Stated problem
Each line should be copied exactly.

Provided information
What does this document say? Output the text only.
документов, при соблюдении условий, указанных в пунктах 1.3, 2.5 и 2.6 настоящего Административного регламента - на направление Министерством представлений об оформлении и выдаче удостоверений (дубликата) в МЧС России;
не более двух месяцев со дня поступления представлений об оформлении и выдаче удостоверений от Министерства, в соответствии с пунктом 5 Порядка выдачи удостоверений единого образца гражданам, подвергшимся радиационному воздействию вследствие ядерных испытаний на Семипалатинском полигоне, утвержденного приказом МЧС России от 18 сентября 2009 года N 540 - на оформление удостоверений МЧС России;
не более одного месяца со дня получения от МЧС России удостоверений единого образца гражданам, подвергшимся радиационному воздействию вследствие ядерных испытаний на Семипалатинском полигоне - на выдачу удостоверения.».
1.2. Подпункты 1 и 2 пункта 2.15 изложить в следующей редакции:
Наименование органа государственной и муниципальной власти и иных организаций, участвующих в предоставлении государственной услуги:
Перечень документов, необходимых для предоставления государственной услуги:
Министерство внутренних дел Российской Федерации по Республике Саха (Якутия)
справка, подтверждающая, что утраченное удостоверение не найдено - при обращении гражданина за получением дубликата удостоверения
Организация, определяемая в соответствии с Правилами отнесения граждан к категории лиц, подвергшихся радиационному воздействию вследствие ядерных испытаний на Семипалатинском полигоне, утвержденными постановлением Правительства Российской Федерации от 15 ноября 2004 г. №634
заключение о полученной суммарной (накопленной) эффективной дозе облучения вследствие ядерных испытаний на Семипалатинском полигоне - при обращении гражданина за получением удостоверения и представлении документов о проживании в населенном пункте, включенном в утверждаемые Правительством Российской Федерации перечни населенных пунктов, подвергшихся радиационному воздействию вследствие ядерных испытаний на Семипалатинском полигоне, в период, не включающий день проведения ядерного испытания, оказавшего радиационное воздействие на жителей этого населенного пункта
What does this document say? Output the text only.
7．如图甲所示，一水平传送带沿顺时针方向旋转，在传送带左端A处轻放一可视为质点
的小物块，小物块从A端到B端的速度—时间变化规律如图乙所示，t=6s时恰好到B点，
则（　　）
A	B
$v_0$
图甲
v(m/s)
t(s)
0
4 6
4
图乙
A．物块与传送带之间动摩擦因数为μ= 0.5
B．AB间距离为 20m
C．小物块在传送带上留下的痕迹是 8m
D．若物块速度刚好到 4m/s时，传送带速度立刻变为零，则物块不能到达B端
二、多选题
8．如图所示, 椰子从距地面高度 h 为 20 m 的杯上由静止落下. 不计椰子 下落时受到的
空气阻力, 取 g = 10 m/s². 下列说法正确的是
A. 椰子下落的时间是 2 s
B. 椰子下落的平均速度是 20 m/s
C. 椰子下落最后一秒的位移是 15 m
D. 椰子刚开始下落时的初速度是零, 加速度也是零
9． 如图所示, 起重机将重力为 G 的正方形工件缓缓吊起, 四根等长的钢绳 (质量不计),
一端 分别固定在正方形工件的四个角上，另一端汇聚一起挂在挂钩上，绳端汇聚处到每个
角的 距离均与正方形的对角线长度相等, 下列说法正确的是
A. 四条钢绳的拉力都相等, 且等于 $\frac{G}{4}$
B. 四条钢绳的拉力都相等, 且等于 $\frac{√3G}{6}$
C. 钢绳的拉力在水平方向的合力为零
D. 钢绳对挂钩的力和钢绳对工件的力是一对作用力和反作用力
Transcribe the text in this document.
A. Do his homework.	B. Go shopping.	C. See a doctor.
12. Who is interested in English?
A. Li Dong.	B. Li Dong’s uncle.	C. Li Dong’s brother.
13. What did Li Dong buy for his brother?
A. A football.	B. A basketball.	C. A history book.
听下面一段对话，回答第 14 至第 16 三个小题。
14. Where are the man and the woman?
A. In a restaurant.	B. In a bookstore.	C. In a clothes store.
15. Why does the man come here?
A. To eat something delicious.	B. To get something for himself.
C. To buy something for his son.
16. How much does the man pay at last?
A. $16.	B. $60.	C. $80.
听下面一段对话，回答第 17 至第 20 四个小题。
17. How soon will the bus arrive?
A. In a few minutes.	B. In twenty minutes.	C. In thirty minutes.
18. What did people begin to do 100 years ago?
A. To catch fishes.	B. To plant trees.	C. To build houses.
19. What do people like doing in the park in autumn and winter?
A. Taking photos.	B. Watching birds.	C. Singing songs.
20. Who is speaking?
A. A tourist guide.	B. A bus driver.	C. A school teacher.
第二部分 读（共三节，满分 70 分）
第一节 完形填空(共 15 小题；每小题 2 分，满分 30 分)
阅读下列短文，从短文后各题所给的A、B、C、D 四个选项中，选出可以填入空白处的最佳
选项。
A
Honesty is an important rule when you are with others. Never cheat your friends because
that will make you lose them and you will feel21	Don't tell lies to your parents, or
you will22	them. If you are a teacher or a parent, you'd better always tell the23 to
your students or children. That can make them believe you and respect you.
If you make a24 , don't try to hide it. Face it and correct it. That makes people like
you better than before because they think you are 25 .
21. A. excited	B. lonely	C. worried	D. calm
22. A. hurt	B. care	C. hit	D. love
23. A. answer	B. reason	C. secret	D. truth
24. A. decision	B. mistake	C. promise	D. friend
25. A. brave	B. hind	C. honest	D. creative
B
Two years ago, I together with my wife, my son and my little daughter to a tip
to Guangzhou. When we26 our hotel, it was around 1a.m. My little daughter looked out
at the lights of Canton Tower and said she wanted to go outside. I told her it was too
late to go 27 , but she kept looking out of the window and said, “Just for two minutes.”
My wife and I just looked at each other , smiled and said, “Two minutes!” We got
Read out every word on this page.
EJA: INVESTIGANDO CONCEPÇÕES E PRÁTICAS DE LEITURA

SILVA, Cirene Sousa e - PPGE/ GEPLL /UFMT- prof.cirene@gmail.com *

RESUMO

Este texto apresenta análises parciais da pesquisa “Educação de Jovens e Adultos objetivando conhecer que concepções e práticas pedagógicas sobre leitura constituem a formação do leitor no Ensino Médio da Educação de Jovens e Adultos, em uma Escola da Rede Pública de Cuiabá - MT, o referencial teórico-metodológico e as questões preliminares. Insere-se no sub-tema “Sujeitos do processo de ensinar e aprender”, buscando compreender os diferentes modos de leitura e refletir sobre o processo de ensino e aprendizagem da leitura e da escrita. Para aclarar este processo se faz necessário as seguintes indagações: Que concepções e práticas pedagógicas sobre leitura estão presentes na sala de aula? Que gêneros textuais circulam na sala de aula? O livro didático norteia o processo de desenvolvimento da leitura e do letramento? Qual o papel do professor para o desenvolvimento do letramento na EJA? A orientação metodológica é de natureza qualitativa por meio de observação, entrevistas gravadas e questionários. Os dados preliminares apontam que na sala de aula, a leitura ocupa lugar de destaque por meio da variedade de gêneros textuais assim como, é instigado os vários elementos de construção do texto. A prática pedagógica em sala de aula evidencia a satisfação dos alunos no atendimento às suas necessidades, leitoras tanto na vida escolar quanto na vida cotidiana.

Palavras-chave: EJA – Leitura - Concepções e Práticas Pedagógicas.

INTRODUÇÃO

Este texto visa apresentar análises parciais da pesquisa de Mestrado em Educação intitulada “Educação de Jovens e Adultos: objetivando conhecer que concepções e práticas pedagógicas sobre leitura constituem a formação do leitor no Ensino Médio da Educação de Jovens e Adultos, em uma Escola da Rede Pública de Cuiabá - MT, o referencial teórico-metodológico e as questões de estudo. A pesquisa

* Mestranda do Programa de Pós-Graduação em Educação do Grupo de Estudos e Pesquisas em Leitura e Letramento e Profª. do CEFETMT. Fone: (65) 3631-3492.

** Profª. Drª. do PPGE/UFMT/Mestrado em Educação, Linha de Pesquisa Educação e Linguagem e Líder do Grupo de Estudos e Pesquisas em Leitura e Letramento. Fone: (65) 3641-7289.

Answer to the problem
What does this document say? Output the text only.
документов, при соблюдении условий, указанных в пунктах 1.3, 2.5 и 2.6 настоящего Административного регламента - на направление Министерством представлений об оформлении и выдаче удостоверений (дубликата) в МЧС России;
не более двух месяцев со дня поступления представлений об оформлении и выдаче удостоверений от Министерства, в соответствии с пунктом 5 Порядка выдачи удостоверений единого образца гражданам, подвергшимся радиационному воздействию вследствие ядерных испытаний на Семипалатинском полигоне, утвержденного приказом МЧС России от 18 сентября 2009 года N 540 - на оформление удостоверений МЧС России;
не более одного месяца со дня получения от МЧС России удостоверений единого образца гражданам, подвергшимся радиационному воздействию вследствие ядерных испытаний на Семипалатинском полигоне - на выдачу удостоверения.».
1.2. Подпункты 1 и 2 пункта 2.15 изложить в следующей редакции:
Наименование органа государственной и муниципальной власти и иных организаций, участвующих в предоставлении государственной услуги:
Перечень документов, необходимых для предоставления государственной услуги:
Министерство внутренних дел Российской Федерации по Республике Саха (Якутия)
справка, подтверждающая, что утраченное удостоверение не найдено - при обращении гражданина за получением дубликата удостоверения
Организация, определяемая в соответствии с Правилами отнесения граждан к категории лиц, подвергшихся радиационному воздействию вследствие ядерных испытаний на Семипалатинском полигоне, утвержденными постановлением Правительства Российской Федерации от 15 ноября 2004 г. №634
заключение о полученной суммарной (накопленной) эффективной дозе облучения вследствие ядерных испытаний на Семипалатинском полигоне - при обращении гражданина за получением удостоверения и представлении документов о проживании в населенном пункте, включенном в утверждаемые Правительством Российской Федерации перечни населенных пунктов, подвергшихся радиационному воздействию вследствие ядерных испытаний на Семипалатинском полигоне, в период, не включающий день проведения ядерного испытания, оказавшего радиационное воздействие на жителей этого населенного пункта
What does this document say? Output the text only.
7．如图甲所示，一水平传送带沿顺时针方向旋转，在传送带左端A处轻放一可视为质点
的小物块，小物块从A端到B端的速度—时间变化规律如图乙所示，t=6s时恰好到B点，
则（　　）
A	B
$v_0$
图甲
v(m/s)
t(s)
0
4 6
4
图乙
A．物块与传送带之间动摩擦因数为μ= 0.5
B．AB间距离为 20m
C．小物块在传送带上留下的痕迹是 8m
D．若物块速度刚好到 4m/s时，传送带速度立刻变为零，则物块不能到达B端
二、多选题
8．如图所示, 椰子从距地面高度 h 为 20 m 的杯上由静止落下. 不计椰子 下落时受到的
空气阻力, 取 g = 10 m/s². 下列说法正确的是
A. 椰子下落的时间是 2 s
B. 椰子下落的平均速度是 20 m/s
C. 椰子下落最后一秒的位移是 15 m
D. 椰子刚开始下落时的初速度是零, 加速度也是零
9． 如图所示, 起重机将重力为 G 的正方形工件缓缓吊起, 四根等长的钢绳 (质量不计),
一端 分别固定在正方形工件的四个角上，另一端汇聚一起挂在挂钩上，绳端汇聚处到每个
角的 距离均与正方形的对角线长度相等, 下列说法正确的是
A. 四条钢绳的拉力都相等, 且等于 $\frac{G}{4}$
B. 四条钢绳的拉力都相等, 且等于 $\frac{√3G}{6}$
C. 钢绳的拉力在水平方向的合力为零
D. 钢绳对挂钩的力和钢绳对工件的力是一对作用力和反作用力
Transcribe the text in this document.
A. Do his homework.	B. Go shopping.	C. See a doctor.
12. Who is interested in English?
A. Li Dong.	B. Li Dong’s uncle.	C. Li Dong’s brother.
13. What did Li Dong buy for his brother?
A. A football.	B. A basketball.	C. A history book.
听下面一段对话，回答第 14 至第 16 三个小题。
14. Where are the man and the woman?
A. In a restaurant.	B. In a bookstore.	C. In a clothes store.
15. Why does the man come here?
A. To eat something delicious.	B. To get something for himself.
C. To buy something for his son.
16. How much does the man pay at last?
A. $16.	B. $60.	C. $80.
听下面一段对话，回答第 17 至第 20 四个小题。
17. How soon will the bus arrive?
A. In a few minutes.	B. In twenty minutes.	C. In thirty minutes.
18. What did people begin to do 100 years ago?
A. To catch fishes.	B. To plant trees.	C. To build houses.
19. What do people like doing in the park in autumn and winter?
A. Taking photos.	B. Watching birds.	C. Singing songs.
20. Who is speaking?
A. A tourist guide.	B. A bus driver.	C. A school teacher.
第二部分 读（共三节，满分 70 分）
第一节 完形填空(共 15 小题；每小题 2 分，满分 30 分)
阅读下列短文，从短文后各题所给的A、B、C、D 四个选项中，选出可以填入空白处的最佳
选项。
A
Honesty is an important rule when you are with others. Never cheat your friends because
that will make you lose them and you will feel21	Don't tell lies to your parents, or
you will22	them. If you are a teacher or a parent, you'd better always tell the23 to
your students or children. That can make them believe you and respect you.
If you make a24 , don't try to hide it. Face it and correct it. That makes people like
you better than before because they think you are 25 .
21. A. excited	B. lonely	C. worried	D. calm
22. A. hurt	B. care	C. hit	D. love
23. A. answer	B. reason	C. secret	D. truth
24. A. decision	B. mistake	C. promise	D. friend
25. A. brave	B. hind	C. honest	D. creative
B
Two years ago, I together with my wife, my son and my little daughter to a tip
to Guangzhou. When we26 our hotel, it was around 1a.m. My little daughter looked out
at the lights of Canton Tower and said she wanted to go outside. I told her it was too
late to go 27 , but she kept looking out of the window and said, “Just for two minutes.”
My wife and I just looked at each other , smiled and said, “Two minutes!” We got
Read out every word on this page.
EJA: INVESTIGANDO CONCEPÇÕES E PRÁTICAS DE LEITURA

SILVA, Cirene Sousa e - PPGE/ GEPLL /UFMT- prof.cirene@gmail.com *

RESUMO

Este texto apresenta análises parciais da pesquisa “Educação de Jovens e Adultos objetivando conhecer que concepções e práticas pedagógicas sobre leitura constituem a formação do leitor no Ensino Médio da Educação de Jovens e Adultos, em uma Escola da Rede Pública de Cuiabá - MT, o referencial teórico-metodológico e as questões preliminares. Insere-se no sub-tema “Sujeitos do processo de ensinar e aprender”, buscando compreender os diferentes modos de leitura e refletir sobre o processo de ensino e aprendizagem da leitura e da escrita. Para aclarar este processo se faz necessário as seguintes indagações: Que concepções e práticas pedagógicas sobre leitura estão presentes na sala de aula? Que gêneros textuais circulam na sala de aula? O livro didático norteia o processo de desenvolvimento da leitura e do letramento? Qual o papel do professor para o desenvolvimento do letramento na EJA? A orientação metodológica é de natureza qualitativa por meio de observação, entrevistas gravadas e questionários. Os dados preliminares apontam que na sala de aula, a leitura ocupa lugar de destaque por meio da variedade de gêneros textuais assim como, é instigado os vários elementos de construção do texto. A prática pedagógica em sala de aula evidencia a satisfação dos alunos no atendimento às suas necessidades, leitoras tanto na vida escolar quanto na vida cotidiana.

Palavras-chave: EJA – Leitura - Concepções e Práticas Pedagógicas.

INTRODUÇÃO

Este texto visa apresentar análises parciais da pesquisa de Mestrado em Educação intitulada “Educação de Jovens e Adultos: objetivando conhecer que concepções e práticas pedagógicas sobre leitura constituem a formação do leitor no Ensino Médio da Educação de Jovens e Adultos, em uma Escola da Rede Pública de Cuiabá - MT, o referencial teórico-metodológico e as questões de estudo. A pesquisa

* Mestranda do Programa de Pós-Graduação em Educação do Grupo de Estudos e Pesquisas em Leitura e Letramento e Profª. do CEFETMT. Fone: (65) 3631-3492.

** Profª. Drª. do PPGE/UFMT/Mestrado em Educação, Linha de Pesquisa Educação e Linguagem e Líder do Grupo de Estudos e Pesquisas em Leitura e Letramento. Fone: (65) 3641-7289.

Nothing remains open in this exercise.